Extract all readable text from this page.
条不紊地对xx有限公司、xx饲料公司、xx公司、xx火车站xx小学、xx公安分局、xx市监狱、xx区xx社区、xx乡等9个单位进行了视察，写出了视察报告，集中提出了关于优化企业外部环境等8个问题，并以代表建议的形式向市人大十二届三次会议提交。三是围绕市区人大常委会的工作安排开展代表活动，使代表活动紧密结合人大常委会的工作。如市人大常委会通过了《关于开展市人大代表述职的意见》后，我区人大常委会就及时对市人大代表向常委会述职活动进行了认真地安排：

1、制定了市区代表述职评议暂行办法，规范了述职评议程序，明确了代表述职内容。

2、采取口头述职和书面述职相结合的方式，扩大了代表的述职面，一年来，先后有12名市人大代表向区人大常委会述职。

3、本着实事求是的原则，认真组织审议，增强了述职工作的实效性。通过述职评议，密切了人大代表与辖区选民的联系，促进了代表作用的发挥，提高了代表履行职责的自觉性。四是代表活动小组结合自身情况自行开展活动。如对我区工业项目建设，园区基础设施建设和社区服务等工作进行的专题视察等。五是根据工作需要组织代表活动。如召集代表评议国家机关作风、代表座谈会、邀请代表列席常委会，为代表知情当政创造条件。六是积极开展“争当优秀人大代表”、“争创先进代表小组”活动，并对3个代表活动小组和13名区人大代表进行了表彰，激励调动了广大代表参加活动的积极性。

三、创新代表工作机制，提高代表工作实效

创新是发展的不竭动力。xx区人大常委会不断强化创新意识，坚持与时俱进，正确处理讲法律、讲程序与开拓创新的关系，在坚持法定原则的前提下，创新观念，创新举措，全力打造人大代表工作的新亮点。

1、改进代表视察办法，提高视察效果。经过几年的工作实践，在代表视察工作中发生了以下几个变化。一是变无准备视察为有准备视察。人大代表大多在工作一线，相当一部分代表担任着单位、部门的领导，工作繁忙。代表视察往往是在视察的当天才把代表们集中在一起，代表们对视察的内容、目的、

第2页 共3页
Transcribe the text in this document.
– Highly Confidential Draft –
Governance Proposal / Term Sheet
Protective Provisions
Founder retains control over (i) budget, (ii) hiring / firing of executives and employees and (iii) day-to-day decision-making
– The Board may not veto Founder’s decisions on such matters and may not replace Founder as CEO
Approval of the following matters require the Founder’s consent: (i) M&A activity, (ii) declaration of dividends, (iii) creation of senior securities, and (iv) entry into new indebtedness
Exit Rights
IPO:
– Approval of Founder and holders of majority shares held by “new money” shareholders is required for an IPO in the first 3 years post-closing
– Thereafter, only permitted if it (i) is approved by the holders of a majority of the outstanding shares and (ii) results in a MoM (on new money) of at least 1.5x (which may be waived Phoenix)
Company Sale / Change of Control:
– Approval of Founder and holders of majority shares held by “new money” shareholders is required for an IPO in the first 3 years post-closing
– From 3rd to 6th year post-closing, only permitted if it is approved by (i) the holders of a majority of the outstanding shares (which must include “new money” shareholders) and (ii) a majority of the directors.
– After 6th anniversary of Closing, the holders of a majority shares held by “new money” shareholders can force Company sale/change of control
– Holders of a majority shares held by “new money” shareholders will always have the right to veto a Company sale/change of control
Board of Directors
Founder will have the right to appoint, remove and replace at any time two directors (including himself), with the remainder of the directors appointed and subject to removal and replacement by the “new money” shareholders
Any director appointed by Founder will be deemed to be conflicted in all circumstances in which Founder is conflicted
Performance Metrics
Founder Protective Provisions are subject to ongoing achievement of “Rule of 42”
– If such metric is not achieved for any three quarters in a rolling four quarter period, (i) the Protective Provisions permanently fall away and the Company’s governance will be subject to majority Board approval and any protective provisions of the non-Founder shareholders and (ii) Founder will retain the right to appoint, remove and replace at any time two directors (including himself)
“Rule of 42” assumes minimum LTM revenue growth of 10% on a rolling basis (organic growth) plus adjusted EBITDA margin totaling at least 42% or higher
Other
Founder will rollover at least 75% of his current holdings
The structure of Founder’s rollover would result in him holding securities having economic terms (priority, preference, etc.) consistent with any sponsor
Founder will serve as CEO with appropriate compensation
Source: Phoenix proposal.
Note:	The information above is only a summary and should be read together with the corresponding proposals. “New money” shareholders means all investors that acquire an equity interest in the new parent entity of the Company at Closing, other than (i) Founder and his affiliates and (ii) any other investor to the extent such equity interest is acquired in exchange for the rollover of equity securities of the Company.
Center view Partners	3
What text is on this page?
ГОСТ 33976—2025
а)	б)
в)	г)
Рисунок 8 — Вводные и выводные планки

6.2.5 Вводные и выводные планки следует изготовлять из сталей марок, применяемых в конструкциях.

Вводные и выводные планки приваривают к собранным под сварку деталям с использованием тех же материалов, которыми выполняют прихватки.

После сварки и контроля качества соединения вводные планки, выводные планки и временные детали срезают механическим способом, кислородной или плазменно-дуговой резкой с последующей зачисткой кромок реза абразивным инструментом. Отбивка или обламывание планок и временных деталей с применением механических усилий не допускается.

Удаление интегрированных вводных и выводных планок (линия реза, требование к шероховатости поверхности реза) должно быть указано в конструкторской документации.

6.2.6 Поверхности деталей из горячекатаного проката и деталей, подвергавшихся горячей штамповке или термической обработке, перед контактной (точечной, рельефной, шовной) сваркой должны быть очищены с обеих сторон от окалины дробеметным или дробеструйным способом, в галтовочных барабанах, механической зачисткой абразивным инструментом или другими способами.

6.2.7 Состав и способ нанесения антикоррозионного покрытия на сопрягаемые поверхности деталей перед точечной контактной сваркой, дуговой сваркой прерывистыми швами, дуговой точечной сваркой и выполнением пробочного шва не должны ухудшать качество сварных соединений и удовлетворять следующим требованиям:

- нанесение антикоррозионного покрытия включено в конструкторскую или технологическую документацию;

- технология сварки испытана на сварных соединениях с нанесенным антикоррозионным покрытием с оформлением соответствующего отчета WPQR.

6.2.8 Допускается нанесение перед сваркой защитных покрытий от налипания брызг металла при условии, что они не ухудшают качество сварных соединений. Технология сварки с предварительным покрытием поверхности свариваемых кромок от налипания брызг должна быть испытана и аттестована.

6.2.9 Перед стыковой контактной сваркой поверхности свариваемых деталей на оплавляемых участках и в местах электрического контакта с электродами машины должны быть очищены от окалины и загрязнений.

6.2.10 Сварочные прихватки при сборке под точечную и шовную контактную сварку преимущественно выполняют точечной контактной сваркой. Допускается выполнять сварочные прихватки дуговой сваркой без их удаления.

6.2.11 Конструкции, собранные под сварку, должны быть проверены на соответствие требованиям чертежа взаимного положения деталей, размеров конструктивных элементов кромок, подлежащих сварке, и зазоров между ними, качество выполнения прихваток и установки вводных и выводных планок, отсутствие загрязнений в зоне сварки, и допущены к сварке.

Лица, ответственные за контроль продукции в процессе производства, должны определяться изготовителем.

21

→ EXERCISE PROMPT:
Using the records above, find and show each line with the string "including".

→ EXPECTED ANSWER:
Founder will have the right to appoint, remove and replace at any time two directors (including himself), with the remainder of the directors appointed and subject to removal and replacement by the “new money” shareholders
– If such metric is not achieved for any three quarters in a rolling four quarter period, (i) the Protective Provisions permanently fall away and the Company’s governance will be subject to majority Board approval and any protective provisions of the non-Founder shareholders and (ii) Founder will retain the right to appoint, remove and replace at any time two directors (including himself)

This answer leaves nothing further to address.